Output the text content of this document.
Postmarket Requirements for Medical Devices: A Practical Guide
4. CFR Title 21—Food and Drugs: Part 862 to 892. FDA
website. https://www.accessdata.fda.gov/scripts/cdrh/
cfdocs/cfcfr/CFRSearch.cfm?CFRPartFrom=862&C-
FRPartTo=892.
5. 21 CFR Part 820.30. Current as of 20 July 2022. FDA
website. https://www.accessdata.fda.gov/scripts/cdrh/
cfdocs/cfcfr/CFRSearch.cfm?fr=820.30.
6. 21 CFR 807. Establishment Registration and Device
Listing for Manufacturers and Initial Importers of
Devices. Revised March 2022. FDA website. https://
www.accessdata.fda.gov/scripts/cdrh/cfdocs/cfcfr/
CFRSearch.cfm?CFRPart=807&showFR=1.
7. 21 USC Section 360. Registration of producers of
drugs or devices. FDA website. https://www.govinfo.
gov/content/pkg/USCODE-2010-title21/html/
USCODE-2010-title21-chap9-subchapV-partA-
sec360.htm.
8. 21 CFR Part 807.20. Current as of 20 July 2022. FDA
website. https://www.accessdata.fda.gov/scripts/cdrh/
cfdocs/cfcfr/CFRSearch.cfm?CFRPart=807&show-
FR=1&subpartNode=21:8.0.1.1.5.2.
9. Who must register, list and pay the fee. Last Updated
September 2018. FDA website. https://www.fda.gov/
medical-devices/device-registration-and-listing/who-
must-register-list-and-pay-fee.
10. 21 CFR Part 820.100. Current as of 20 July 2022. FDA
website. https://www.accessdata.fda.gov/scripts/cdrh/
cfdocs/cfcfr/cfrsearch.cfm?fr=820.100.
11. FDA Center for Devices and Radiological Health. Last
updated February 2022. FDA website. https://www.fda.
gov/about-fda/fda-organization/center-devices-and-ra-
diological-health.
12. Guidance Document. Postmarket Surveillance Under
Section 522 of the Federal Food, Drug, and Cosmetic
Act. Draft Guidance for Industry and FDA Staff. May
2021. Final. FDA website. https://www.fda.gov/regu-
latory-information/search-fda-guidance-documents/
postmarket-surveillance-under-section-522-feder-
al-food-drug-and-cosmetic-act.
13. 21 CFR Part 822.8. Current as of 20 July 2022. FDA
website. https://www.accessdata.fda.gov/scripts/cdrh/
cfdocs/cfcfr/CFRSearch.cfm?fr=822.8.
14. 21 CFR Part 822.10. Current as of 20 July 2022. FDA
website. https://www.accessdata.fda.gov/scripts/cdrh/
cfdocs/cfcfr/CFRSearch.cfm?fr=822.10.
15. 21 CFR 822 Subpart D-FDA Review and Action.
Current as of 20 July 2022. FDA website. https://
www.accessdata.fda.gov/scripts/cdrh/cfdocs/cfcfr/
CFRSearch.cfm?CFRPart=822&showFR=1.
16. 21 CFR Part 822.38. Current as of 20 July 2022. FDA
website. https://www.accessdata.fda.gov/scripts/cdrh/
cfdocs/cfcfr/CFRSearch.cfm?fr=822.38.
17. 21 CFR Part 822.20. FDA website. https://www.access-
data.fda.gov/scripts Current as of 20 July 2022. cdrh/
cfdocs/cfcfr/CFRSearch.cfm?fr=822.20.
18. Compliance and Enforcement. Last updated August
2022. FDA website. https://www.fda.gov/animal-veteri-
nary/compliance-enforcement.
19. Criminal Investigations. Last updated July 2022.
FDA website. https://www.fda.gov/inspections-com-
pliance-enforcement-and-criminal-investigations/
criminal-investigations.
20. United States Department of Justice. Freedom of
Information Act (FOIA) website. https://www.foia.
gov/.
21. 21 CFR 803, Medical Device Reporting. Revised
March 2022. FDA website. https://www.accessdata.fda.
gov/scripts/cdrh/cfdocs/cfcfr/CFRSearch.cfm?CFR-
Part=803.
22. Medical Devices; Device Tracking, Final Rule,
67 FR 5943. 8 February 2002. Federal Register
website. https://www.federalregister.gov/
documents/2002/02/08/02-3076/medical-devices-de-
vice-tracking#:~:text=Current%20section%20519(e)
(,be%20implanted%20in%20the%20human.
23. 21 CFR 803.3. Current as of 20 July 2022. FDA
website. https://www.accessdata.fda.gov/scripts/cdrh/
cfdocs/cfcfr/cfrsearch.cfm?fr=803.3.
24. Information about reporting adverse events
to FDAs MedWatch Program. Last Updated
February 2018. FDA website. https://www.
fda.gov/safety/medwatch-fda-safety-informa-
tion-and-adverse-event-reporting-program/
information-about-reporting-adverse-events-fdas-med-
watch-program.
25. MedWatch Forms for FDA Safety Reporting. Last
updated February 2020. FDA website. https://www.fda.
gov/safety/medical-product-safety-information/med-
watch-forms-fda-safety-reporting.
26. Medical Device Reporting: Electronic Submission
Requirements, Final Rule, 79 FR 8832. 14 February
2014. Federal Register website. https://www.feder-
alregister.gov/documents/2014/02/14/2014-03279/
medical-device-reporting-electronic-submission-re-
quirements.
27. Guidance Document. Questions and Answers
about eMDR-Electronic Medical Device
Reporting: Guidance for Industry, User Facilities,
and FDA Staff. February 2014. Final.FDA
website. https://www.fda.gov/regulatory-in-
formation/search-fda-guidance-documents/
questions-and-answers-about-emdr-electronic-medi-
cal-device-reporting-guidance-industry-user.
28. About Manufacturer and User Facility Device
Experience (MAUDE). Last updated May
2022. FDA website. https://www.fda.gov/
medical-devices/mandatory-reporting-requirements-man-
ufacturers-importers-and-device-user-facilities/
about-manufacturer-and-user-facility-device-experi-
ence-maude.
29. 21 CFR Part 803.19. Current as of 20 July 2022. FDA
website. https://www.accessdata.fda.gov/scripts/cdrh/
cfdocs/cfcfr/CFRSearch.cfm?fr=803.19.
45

==============================

§ WHAT YOU SHOULD DO
Repeat the listing above without any change.

§ RESPONSE TO THIS EXERCISE
Output the text content of this document.
Postmarket Requirements for Medical Devices: A Practical Guide
4. CFR Title 21—Food and Drugs: Part 862 to 892. FDA
website. https://www.accessdata.fda.gov/scripts/cdrh/
cfdocs/cfcfr/CFRSearch.cfm?CFRPartFrom=862&C-
FRPartTo=892.
5. 21 CFR Part 820.30. Current as of 20 July 2022. FDA
website. https://www.accessdata.fda.gov/scripts/cdrh/
cfdocs/cfcfr/CFRSearch.cfm?fr=820.30.
6. 21 CFR 807. Establishment Registration and Device
Listing for Manufacturers and Initial Importers of
Devices. Revised March 2022. FDA website. https://
www.accessdata.fda.gov/scripts/cdrh/cfdocs/cfcfr/
CFRSearch.cfm?CFRPart=807&showFR=1.
7. 21 USC Section 360. Registration of producers of
drugs or devices. FDA website. https://www.govinfo.
gov/content/pkg/USCODE-2010-title21/html/
USCODE-2010-title21-chap9-subchapV-partA-
sec360.htm.
8. 21 CFR Part 807.20. Current as of 20 July 2022. FDA
website. https://www.accessdata.fda.gov/scripts/cdrh/
cfdocs/cfcfr/CFRSearch.cfm?CFRPart=807&show-
FR=1&subpartNode=21:8.0.1.1.5.2.
9. Who must register, list and pay the fee. Last Updated
September 2018. FDA website. https://www.fda.gov/
medical-devices/device-registration-and-listing/who-
must-register-list-and-pay-fee.
10. 21 CFR Part 820.100. Current as of 20 July 2022. FDA
website. https://www.accessdata.fda.gov/scripts/cdrh/
cfdocs/cfcfr/cfrsearch.cfm?fr=820.100.
11. FDA Center for Devices and Radiological Health. Last
updated February 2022. FDA website. https://www.fda.
gov/about-fda/fda-organization/center-devices-and-ra-
diological-health.
12. Guidance Document. Postmarket Surveillance Under
Section 522 of the Federal Food, Drug, and Cosmetic
Act. Draft Guidance for Industry and FDA Staff. May
2021. Final. FDA website. https://www.fda.gov/regu-
latory-information/search-fda-guidance-documents/
postmarket-surveillance-under-section-522-feder-
al-food-drug-and-cosmetic-act.
13. 21 CFR Part 822.8. Current as of 20 July 2022. FDA
website. https://www.accessdata.fda.gov/scripts/cdrh/
cfdocs/cfcfr/CFRSearch.cfm?fr=822.8.
14. 21 CFR Part 822.10. Current as of 20 July 2022. FDA
website. https://www.accessdata.fda.gov/scripts/cdrh/
cfdocs/cfcfr/CFRSearch.cfm?fr=822.10.
15. 21 CFR 822 Subpart D-FDA Review and Action.
Current as of 20 July 2022. FDA website. https://
www.accessdata.fda.gov/scripts/cdrh/cfdocs/cfcfr/
CFRSearch.cfm?CFRPart=822&showFR=1.
16. 21 CFR Part 822.38. Current as of 20 July 2022. FDA
website. https://www.accessdata.fda.gov/scripts/cdrh/
cfdocs/cfcfr/CFRSearch.cfm?fr=822.38.
17. 21 CFR Part 822.20. FDA website. https://www.access-
data.fda.gov/scripts Current as of 20 July 2022. cdrh/
cfdocs/cfcfr/CFRSearch.cfm?fr=822.20.
18. Compliance and Enforcement. Last updated August
2022. FDA website. https://www.fda.gov/animal-veteri-
nary/compliance-enforcement.
19. Criminal Investigations. Last updated July 2022.
FDA website. https://www.fda.gov/inspections-com-
pliance-enforcement-and-criminal-investigations/
criminal-investigations.
20. United States Department of Justice. Freedom of
Information Act (FOIA) website. https://www.foia.
gov/.
21. 21 CFR 803, Medical Device Reporting. Revised
March 2022. FDA website. https://www.accessdata.fda.
gov/scripts/cdrh/cfdocs/cfcfr/CFRSearch.cfm?CFR-
Part=803.
22. Medical Devices; Device Tracking, Final Rule,
67 FR 5943. 8 February 2002. Federal Register
website. https://www.federalregister.gov/
documents/2002/02/08/02-3076/medical-devices-de-
vice-tracking#:~:text=Current%20section%20519(e)
(,be%20implanted%20in%20the%20human.
23. 21 CFR 803.3. Current as of 20 July 2022. FDA
website. https://www.accessdata.fda.gov/scripts/cdrh/
cfdocs/cfcfr/cfrsearch.cfm?fr=803.3.
24. Information about reporting adverse events
to FDAs MedWatch Program. Last Updated
February 2018. FDA website. https://www.
fda.gov/safety/medwatch-fda-safety-informa-
tion-and-adverse-event-reporting-program/
information-about-reporting-adverse-events-fdas-med-
watch-program.
25. MedWatch Forms for FDA Safety Reporting. Last
updated February 2020. FDA website. https://www.fda.
gov/safety/medical-product-safety-information/med-
watch-forms-fda-safety-reporting.
26. Medical Device Reporting: Electronic Submission
Requirements, Final Rule, 79 FR 8832. 14 February
2014. Federal Register website. https://www.feder-
alregister.gov/documents/2014/02/14/2014-03279/
medical-device-reporting-electronic-submission-re-
quirements.
27. Guidance Document. Questions and Answers
about eMDR-Electronic Medical Device
Reporting: Guidance for Industry, User Facilities,
and FDA Staff. February 2014. Final.FDA
website. https://www.fda.gov/regulatory-in-
formation/search-fda-guidance-documents/
questions-and-answers-about-emdr-electronic-medi-
cal-device-reporting-guidance-industry-user.
28. About Manufacturer and User Facility Device
Experience (MAUDE). Last updated May
2022. FDA website. https://www.fda.gov/
medical-devices/mandatory-reporting-requirements-man-
ufacturers-importers-and-device-user-facilities/
about-manufacturer-and-user-facility-device-experi-
ence-maude.
29. 21 CFR Part 803.19. Current as of 20 July 2022. FDA
website. https://www.accessdata.fda.gov/scripts/cdrh/
cfdocs/cfcfr/CFRSearch.cfm?fr=803.19.
45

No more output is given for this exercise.